Records for the task:
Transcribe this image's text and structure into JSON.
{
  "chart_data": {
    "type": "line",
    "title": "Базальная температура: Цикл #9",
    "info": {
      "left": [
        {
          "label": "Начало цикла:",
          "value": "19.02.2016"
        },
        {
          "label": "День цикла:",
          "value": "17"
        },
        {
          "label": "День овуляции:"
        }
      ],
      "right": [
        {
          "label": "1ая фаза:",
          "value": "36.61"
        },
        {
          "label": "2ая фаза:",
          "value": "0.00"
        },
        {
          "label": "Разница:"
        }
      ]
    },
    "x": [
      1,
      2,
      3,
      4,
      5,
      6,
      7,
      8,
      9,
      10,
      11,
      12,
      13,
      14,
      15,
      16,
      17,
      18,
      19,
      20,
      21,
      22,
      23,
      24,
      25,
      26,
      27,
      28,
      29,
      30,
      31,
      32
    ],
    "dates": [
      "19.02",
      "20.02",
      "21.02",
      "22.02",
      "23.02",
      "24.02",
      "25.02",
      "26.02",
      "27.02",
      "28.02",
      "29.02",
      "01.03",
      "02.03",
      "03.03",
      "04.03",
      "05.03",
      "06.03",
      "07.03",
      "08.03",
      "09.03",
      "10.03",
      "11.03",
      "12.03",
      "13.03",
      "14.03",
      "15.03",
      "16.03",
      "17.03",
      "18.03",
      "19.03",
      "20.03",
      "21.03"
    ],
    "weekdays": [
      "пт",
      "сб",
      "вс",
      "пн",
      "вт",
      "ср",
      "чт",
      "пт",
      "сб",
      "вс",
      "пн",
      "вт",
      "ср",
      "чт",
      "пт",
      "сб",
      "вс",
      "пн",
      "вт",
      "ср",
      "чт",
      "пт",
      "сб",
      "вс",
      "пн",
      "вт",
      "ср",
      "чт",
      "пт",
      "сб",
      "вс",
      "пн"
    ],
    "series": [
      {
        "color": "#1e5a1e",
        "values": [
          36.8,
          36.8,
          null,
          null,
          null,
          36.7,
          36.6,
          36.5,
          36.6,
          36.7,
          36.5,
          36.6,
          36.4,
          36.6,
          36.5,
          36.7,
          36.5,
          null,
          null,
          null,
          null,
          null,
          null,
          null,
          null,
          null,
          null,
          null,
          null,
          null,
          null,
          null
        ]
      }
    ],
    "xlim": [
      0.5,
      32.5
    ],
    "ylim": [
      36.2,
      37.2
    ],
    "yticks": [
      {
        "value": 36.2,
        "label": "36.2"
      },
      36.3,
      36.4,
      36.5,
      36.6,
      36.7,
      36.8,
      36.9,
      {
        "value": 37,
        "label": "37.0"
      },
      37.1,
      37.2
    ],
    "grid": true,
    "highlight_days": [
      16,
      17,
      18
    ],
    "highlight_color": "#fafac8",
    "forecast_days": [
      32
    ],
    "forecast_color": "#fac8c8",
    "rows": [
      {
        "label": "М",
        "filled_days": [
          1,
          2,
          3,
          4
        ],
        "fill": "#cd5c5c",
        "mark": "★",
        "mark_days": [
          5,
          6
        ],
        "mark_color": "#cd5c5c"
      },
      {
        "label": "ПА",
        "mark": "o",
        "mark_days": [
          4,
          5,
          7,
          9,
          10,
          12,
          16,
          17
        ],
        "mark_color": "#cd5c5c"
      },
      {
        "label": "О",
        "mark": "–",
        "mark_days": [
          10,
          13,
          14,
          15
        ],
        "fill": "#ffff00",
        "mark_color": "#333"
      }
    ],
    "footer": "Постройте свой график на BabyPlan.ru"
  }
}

Instruction:
Quote the whole listing above, leaving nothing out.

Exercise result:
Transcribe this image's text and structure into JSON.
{
  "chart_data": {
    "type": "line",
    "title": "Базальная температура: Цикл #9",
    "info": {
      "left": [
        {
          "label": "Начало цикла:",
          "value": "19.02.2016"
        },
        {
          "label": "День цикла:",
          "value": "17"
        },
        {
          "label": "День овуляции:"
        }
      ],
      "right": [
        {
          "label": "1ая фаза:",
          "value": "36.61"
        },
        {
          "label": "2ая фаза:",
          "value": "0.00"
        },
        {
          "label": "Разница:"
        }
      ]
    },
    "x": [
      1,
      2,
      3,
      4,
      5,
      6,
      7,
      8,
      9,
      10,
      11,
      12,
      13,
      14,
      15,
      16,
      17,
      18,
      19,
      20,
      21,
      22,
      23,
      24,
      25,
      26,
      27,
      28,
      29,
      30,
      31,
      32
    ],
    "dates": [
      "19.02",
      "20.02",
      "21.02",
      "22.02",
      "23.02",
      "24.02",
      "25.02",
      "26.02",
      "27.02",
      "28.02",
      "29.02",
      "01.03",
      "02.03",
      "03.03",
      "04.03",
      "05.03",
      "06.03",
      "07.03",
      "08.03",
      "09.03",
      "10.03",
      "11.03",
      "12.03",
      "13.03",
      "14.03",
      "15.03",
      "16.03",
      "17.03",
      "18.03",
      "19.03",
      "20.03",
      "21.03"
    ],
    "weekdays": [
      "пт",
      "сб",
      "вс",
      "пн",
      "вт",
      "ср",
      "чт",
      "пт",
      "сб",
      "вс",
      "пн",
      "вт",
      "ср",
      "чт",
      "пт",
      "сб",
      "вс",
      "пн",
      "вт",
      "ср",
      "чт",
      "пт",
      "сб",
      "вс",
      "пн",
      "вт",
      "ср",
      "чт",
      "пт",
      "сб",
      "вс",
      "пн"
    ],
    "series": [
      {
        "color": "#1e5a1e",
        "values": [
          36.8,
          36.8,
          null,
          null,
          null,
          36.7,
          36.6,
          36.5,
          36.6,
          36.7,
          36.5,
          36.6,
          36.4,
          36.6,
          36.5,
          36.7,
          36.5,
          null,
          null,
          null,
          null,
          null,
          null,
          null,
          null,
          null,
          null,
          null,
          null,
          null,
          null,
          null
        ]
      }
    ],
    "xlim": [
      0.5,
      32.5
    ],
    "ylim": [
      36.2,
      37.2
    ],
    "yticks": [
      {
        "value": 36.2,
        "label": "36.2"
      },
      36.3,
      36.4,
      36.5,
      36.6,
      36.7,
      36.8,
      36.9,
      {
        "value": 37,
        "label": "37.0"
      },
      37.1,
      37.2
    ],
    "grid": true,
    "highlight_days": [
      16,
      17,
      18
    ],
    "highlight_color": "#fafac8",
    "forecast_days": [
      32
    ],
    "forecast_color": "#fac8c8",
    "rows": [
      {
        "label": "М",
        "filled_days": [
          1,
          2,
          3,
          4
        ],
        "fill": "#cd5c5c",
        "mark": "★",
        "mark_days": [
          5,
          6
        ],
        "mark_color": "#cd5c5c"
      },
      {
        "label": "ПА",
        "mark": "o",
        "mark_days": [
          4,
          5,
          7,
          9,
          10,
          12,
          16,
          17
        ],
        "mark_color": "#cd5c5c"
      },
      {
        "label": "О",
        "mark": "–",
        "mark_days": [
          10,
          13,
          14,
          15
        ],
        "fill": "#ffff00",
        "mark_color": "#333"
      }
    ],
    "footer": "Постройте свой график на BabyPlan.ru"
  }
}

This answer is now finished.